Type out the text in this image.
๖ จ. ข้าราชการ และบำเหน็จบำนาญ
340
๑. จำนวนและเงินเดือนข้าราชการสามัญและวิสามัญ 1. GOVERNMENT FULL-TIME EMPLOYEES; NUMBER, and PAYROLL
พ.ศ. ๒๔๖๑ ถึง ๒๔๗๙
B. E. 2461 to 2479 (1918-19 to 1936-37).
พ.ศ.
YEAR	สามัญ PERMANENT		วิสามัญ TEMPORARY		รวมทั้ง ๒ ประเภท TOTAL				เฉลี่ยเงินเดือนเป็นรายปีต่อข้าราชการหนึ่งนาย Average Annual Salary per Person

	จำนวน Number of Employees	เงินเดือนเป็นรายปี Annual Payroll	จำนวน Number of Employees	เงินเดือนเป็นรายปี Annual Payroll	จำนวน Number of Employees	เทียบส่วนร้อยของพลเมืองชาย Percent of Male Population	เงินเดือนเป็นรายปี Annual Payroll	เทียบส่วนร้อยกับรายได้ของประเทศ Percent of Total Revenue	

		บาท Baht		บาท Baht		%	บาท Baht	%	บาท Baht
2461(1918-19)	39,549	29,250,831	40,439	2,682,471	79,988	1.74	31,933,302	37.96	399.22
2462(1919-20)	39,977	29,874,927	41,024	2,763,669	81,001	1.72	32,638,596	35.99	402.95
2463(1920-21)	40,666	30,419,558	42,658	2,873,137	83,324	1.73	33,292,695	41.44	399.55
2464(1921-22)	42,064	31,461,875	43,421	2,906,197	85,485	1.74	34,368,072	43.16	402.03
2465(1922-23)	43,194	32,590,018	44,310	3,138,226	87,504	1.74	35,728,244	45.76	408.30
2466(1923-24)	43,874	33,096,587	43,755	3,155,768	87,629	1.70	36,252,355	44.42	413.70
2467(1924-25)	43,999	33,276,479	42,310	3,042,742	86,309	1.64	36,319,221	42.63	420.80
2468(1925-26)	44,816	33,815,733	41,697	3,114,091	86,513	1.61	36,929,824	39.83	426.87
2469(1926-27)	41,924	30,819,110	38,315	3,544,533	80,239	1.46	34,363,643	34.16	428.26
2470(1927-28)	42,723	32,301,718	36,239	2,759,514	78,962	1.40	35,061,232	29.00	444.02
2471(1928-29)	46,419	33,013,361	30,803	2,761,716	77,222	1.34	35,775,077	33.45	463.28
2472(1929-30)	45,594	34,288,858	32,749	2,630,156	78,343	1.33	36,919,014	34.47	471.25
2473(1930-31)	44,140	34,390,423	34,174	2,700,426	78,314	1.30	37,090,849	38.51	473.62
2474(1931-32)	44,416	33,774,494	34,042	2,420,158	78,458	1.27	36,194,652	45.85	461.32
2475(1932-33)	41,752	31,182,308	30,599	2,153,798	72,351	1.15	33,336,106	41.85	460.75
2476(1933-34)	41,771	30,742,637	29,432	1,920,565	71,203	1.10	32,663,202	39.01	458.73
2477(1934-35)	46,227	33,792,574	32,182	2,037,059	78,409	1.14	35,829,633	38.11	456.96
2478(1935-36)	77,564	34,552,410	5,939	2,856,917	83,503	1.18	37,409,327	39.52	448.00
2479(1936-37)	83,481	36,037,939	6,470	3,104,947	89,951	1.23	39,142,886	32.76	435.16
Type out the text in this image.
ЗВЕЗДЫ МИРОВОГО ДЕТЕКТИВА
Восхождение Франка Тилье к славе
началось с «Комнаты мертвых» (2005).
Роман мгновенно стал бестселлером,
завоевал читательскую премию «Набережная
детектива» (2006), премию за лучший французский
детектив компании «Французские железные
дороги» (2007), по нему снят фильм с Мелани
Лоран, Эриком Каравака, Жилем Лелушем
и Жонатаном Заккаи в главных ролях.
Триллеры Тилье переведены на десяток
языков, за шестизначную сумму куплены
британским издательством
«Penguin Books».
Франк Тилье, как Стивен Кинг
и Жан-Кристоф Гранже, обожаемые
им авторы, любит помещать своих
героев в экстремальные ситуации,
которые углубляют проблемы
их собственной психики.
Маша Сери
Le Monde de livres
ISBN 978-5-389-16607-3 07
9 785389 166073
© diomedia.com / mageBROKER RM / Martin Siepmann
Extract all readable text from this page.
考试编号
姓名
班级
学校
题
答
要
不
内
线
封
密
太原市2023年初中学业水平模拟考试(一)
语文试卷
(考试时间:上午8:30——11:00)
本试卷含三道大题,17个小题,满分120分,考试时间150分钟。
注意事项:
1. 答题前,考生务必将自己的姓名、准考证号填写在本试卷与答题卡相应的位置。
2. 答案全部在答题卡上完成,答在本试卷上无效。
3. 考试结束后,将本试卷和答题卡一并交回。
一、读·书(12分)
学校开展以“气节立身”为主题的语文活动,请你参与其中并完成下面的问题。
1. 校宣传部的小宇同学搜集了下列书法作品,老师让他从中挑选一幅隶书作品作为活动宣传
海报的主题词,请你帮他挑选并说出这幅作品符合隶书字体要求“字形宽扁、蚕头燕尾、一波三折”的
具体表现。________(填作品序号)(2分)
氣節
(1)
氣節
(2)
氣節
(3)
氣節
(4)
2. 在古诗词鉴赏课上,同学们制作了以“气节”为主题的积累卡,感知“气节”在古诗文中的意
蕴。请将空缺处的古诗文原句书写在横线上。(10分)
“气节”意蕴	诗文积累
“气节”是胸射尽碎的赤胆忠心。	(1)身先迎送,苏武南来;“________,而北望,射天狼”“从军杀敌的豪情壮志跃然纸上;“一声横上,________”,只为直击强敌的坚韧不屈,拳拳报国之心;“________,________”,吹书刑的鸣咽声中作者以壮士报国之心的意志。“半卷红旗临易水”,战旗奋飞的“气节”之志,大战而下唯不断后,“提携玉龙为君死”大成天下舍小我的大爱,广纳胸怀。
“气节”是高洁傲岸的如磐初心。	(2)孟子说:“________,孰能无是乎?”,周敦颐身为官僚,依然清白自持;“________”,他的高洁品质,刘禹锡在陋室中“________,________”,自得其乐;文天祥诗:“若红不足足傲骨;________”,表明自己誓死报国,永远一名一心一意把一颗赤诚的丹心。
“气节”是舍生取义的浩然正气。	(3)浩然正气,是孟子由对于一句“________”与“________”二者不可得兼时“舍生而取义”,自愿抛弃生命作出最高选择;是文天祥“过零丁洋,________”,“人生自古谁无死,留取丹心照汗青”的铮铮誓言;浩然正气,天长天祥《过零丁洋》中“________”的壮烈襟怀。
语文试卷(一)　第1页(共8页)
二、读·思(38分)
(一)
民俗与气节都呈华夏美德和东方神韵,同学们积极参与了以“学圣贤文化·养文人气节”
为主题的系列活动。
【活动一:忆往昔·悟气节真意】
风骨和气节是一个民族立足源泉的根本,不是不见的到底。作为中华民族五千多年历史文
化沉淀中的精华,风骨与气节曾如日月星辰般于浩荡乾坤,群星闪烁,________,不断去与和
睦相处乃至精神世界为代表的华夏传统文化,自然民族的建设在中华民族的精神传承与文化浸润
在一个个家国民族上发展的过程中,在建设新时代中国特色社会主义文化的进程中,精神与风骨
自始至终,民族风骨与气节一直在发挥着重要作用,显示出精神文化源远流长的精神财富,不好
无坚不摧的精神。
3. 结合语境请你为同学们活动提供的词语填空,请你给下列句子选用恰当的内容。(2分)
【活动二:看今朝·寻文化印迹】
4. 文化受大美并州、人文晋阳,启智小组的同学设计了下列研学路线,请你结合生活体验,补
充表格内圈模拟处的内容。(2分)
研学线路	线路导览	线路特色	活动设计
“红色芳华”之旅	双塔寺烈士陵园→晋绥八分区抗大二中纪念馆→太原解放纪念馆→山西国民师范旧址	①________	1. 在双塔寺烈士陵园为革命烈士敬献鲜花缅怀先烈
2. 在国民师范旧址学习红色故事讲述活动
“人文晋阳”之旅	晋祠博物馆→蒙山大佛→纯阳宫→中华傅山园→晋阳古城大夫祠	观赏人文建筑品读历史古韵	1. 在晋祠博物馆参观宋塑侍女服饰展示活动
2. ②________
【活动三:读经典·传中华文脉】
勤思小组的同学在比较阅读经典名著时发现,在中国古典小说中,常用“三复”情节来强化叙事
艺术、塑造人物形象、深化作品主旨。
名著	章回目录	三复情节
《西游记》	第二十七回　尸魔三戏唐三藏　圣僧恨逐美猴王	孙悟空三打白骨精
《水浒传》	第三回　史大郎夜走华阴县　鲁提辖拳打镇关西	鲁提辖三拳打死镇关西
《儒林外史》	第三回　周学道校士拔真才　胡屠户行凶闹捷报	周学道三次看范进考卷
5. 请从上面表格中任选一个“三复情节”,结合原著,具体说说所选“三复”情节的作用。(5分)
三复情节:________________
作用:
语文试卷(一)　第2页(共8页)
# # # # #
Nothing but the lines from the one with "Extract all readable text from this page." through the end of the data above should be repeated, each exactly as it stands.

Extract all readable text from this page.
考试编号
姓名
班级
学校
题
答
要
不
内
线
封
密
太原市2023年初中学业水平模拟考试(一)
语文试卷
(考试时间:上午8:30——11:00)
本试卷含三道大题,17个小题,满分120分,考试时间150分钟。
注意事项:
1. 答题前,考生务必将自己的姓名、准考证号填写在本试卷与答题卡相应的位置。
2. 答案全部在答题卡上完成,答在本试卷上无效。
3. 考试结束后,将本试卷和答题卡一并交回。
一、读·书(12分)
学校开展以“气节立身”为主题的语文活动,请你参与其中并完成下面的问题。
1. 校宣传部的小宇同学搜集了下列书法作品,老师让他从中挑选一幅隶书作品作为活动宣传
海报的主题词,请你帮他挑选并说出这幅作品符合隶书字体要求“字形宽扁、蚕头燕尾、一波三折”的
具体表现。________(填作品序号)(2分)
氣節
(1)
氣節
(2)
氣節
(3)
氣節
(4)
2. 在古诗词鉴赏课上,同学们制作了以“气节”为主题的积累卡,感知“气节”在古诗文中的意
蕴。请将空缺处的古诗文原句书写在横线上。(10分)
“气节”意蕴	诗文积累
“气节”是胸射尽碎的赤胆忠心。	(1)身先迎送,苏武南来;“________,而北望,射天狼”“从军杀敌的豪情壮志跃然纸上;“一声横上,________”,只为直击强敌的坚韧不屈,拳拳报国之心;“________,________”,吹书刑的鸣咽声中作者以壮士报国之心的意志。“半卷红旗临易水”,战旗奋飞的“气节”之志,大战而下唯不断后,“提携玉龙为君死”大成天下舍小我的大爱,广纳胸怀。
“气节”是高洁傲岸的如磐初心。	(2)孟子说:“________,孰能无是乎?”,周敦颐身为官僚,依然清白自持;“________”,他的高洁品质,刘禹锡在陋室中“________,________”,自得其乐;文天祥诗:“若红不足足傲骨;________”,表明自己誓死报国,永远一名一心一意把一颗赤诚的丹心。
“气节”是舍生取义的浩然正气。	(3)浩然正气,是孟子由对于一句“________”与“________”二者不可得兼时“舍生而取义”,自愿抛弃生命作出最高选择;是文天祥“过零丁洋,________”,“人生自古谁无死,留取丹心照汗青”的铮铮誓言;浩然正气,天长天祥《过零丁洋》中“________”的壮烈襟怀。
语文试卷(一)　第1页(共8页)
二、读·思(38分)
(一)
民俗与气节都呈华夏美德和东方神韵,同学们积极参与了以“学圣贤文化·养文人气节”
为主题的系列活动。
【活动一:忆往昔·悟气节真意】
风骨和气节是一个民族立足源泉的根本,不是不见的到底。作为中华民族五千多年历史文
化沉淀中的精华,风骨与气节曾如日月星辰般于浩荡乾坤,群星闪烁,________,不断去与和
睦相处乃至精神世界为代表的华夏传统文化,自然民族的建设在中华民族的精神传承与文化浸润
在一个个家国民族上发展的过程中,在建设新时代中国特色社会主义文化的进程中,精神与风骨
自始至终,民族风骨与气节一直在发挥着重要作用,显示出精神文化源远流长的精神财富,不好
无坚不摧的精神。
3. 结合语境请你为同学们活动提供的词语填空,请你给下列句子选用恰当的内容。(2分)
【活动二:看今朝·寻文化印迹】
4. 文化受大美并州、人文晋阳,启智小组的同学设计了下列研学路线,请你结合生活体验,补
充表格内圈模拟处的内容。(2分)
研学线路	线路导览	线路特色	活动设计
“红色芳华”之旅	双塔寺烈士陵园→晋绥八分区抗大二中纪念馆→太原解放纪念馆→山西国民师范旧址	①________	1. 在双塔寺烈士陵园为革命烈士敬献鲜花缅怀先烈
2. 在国民师范旧址学习红色故事讲述活动
“人文晋阳”之旅	晋祠博物馆→蒙山大佛→纯阳宫→中华傅山园→晋阳古城大夫祠	观赏人文建筑品读历史古韵	1. 在晋祠博物馆参观宋塑侍女服饰展示活动
2. ②________
【活动三:读经典·传中华文脉】
勤思小组的同学在比较阅读经典名著时发现,在中国古典小说中,常用“三复”情节来强化叙事
艺术、塑造人物形象、深化作品主旨。
名著	章回目录	三复情节
《西游记》	第二十七回　尸魔三戏唐三藏　圣僧恨逐美猴王	孙悟空三打白骨精
《水浒传》	第三回　史大郎夜走华阴县　鲁提辖拳打镇关西	鲁提辖三拳打死镇关西
《儒林外史》	第三回　周学道校士拔真才　胡屠户行凶闹捷报	周学道三次看范进考卷
5. 请从上面表格中任选一个“三复情节”,结合原著,具体说说所选“三复”情节的作用。(5分)
三复情节:________________
作用:
语文试卷(一)　第2页(共8页)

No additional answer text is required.